Find every line in the records below that holds the word "bytecode", and copy each one.

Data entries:

###

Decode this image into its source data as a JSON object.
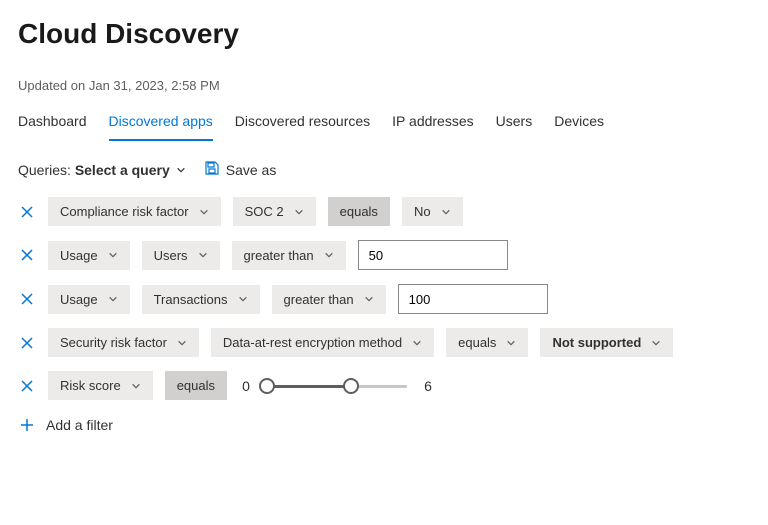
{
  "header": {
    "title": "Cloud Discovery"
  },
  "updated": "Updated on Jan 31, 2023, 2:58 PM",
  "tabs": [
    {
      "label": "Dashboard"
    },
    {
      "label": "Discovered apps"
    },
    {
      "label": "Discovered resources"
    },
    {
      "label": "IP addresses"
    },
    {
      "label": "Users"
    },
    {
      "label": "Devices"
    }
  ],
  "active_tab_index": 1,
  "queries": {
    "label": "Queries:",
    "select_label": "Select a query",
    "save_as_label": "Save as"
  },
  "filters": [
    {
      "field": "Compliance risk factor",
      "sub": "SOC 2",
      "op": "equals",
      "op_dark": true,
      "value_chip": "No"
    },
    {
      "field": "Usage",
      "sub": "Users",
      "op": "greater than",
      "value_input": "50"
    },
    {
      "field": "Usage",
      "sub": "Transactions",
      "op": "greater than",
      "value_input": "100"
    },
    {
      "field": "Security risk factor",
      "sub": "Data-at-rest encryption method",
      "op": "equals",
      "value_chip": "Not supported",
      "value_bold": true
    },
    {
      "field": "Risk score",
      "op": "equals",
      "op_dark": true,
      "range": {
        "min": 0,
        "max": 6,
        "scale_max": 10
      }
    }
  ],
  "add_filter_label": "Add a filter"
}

###

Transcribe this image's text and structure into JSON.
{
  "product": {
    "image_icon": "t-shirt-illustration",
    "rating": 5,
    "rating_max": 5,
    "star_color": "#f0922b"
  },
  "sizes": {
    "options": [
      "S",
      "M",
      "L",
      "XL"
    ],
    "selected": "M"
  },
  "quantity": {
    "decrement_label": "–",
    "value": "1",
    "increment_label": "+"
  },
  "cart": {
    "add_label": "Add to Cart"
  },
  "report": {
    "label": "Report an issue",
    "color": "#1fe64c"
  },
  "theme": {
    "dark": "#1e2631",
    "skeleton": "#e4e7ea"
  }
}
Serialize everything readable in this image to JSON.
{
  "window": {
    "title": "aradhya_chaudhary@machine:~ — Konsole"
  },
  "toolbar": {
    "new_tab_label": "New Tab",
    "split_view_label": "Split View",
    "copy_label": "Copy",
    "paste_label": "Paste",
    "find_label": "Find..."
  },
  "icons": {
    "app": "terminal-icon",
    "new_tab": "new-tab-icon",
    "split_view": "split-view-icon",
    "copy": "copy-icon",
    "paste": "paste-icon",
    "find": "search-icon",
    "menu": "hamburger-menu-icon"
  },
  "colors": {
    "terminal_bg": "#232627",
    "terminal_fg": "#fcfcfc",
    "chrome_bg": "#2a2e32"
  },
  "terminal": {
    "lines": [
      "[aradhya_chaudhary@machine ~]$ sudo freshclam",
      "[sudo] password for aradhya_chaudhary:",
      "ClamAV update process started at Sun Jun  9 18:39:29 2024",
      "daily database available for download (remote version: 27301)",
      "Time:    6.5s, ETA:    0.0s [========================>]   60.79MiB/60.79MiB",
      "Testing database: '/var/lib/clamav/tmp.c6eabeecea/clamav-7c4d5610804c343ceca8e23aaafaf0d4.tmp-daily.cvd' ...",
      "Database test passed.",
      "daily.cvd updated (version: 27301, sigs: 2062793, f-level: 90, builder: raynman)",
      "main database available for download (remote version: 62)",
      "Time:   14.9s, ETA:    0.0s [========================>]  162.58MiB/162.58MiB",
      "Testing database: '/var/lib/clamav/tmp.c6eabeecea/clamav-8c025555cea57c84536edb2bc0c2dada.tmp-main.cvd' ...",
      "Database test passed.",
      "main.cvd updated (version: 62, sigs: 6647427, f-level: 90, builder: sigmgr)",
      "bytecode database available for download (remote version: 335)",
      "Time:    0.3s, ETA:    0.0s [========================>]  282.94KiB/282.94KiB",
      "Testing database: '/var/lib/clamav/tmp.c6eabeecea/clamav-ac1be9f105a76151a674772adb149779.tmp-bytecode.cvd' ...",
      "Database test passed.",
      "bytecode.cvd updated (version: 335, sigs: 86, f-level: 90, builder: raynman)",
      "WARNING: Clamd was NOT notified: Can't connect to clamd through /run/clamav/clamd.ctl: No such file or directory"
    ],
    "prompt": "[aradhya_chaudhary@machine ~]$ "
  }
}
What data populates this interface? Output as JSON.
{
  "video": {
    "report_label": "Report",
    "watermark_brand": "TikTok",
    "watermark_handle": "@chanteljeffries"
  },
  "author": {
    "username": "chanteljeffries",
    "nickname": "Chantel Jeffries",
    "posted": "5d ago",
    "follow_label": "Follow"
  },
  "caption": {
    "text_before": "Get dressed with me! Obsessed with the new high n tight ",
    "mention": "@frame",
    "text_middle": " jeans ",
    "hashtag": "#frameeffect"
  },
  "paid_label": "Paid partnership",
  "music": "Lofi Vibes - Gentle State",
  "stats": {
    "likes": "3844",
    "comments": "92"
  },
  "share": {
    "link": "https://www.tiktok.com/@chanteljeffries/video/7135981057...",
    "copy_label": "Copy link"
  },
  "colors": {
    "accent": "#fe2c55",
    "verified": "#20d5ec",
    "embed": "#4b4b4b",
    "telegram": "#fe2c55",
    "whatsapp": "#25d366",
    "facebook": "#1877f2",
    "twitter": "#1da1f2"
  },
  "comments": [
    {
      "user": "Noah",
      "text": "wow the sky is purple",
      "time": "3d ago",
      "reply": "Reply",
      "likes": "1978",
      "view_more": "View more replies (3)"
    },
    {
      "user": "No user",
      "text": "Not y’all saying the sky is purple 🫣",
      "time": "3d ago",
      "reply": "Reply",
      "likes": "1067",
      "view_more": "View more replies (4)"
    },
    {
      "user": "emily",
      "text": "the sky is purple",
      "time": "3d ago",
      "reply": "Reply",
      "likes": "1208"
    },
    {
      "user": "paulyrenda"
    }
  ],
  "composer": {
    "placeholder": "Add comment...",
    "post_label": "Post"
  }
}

###

_COMPLETE RESPONSE_.
      "bytecode database available for download (remote version: 335)",
      "Testing database: '/var/lib/clamav/tmp.c6eabeecea/clamav-ac1be9f105a76151a674772adb149779.tmp-bytecode.cvd' ...",
      "bytecode.cvd updated (version: 335, sigs: 86, f-level: 90, builder: raynman)",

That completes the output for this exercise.